◆ **The request**
Go through each line of the records below and count those with the word "Start". Give only the count.

◆ **Record list**
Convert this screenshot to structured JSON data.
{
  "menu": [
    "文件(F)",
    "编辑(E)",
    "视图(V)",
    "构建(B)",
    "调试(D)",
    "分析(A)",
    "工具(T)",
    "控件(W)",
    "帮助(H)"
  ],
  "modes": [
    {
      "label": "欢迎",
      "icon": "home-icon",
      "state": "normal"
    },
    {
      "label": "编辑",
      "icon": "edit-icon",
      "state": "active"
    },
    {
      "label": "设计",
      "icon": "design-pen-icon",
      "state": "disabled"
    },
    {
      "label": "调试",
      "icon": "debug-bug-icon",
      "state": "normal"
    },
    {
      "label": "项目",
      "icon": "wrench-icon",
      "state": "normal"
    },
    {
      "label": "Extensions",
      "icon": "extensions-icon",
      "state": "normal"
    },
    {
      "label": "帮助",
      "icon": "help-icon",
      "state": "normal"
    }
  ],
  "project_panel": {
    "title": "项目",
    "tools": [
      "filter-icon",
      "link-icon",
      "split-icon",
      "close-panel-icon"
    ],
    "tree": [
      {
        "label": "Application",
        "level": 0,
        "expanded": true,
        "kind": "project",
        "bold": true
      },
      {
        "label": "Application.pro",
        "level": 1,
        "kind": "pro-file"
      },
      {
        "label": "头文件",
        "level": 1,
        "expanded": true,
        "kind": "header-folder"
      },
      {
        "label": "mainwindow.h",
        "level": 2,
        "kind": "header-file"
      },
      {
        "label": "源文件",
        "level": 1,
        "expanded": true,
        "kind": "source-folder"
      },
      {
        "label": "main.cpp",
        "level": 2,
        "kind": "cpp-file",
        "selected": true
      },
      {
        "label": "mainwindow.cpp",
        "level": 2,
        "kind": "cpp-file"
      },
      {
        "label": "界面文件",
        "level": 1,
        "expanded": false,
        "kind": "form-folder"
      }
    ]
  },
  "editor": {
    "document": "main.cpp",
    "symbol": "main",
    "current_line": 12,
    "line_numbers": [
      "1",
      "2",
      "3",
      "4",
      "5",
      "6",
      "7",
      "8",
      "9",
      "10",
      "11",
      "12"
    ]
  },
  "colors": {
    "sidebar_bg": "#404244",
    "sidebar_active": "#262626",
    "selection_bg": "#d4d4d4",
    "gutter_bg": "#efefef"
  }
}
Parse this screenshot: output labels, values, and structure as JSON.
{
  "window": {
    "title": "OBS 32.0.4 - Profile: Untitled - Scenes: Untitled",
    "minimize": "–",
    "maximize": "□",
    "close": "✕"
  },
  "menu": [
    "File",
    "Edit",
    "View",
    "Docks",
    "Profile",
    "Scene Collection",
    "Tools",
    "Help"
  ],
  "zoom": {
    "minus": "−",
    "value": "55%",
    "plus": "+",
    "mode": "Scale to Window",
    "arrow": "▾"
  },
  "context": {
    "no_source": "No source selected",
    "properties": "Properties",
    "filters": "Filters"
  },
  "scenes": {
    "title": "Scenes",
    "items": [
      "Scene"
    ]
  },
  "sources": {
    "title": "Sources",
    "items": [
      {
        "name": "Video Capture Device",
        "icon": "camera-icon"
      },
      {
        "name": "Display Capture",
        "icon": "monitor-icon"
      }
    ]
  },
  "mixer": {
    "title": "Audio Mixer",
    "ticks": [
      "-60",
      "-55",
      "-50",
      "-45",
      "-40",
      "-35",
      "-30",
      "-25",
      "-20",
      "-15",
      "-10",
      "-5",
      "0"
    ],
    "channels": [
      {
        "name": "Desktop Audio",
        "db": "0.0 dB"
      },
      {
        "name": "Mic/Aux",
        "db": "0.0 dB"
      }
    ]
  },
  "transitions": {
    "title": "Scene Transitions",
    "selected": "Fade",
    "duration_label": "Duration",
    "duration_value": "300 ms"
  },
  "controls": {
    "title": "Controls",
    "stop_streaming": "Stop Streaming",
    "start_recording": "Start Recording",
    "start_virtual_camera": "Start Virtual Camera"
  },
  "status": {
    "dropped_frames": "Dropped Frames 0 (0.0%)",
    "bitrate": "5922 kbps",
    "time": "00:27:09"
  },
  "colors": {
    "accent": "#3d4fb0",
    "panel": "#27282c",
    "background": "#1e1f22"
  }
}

◆ **Answer to the problem**
2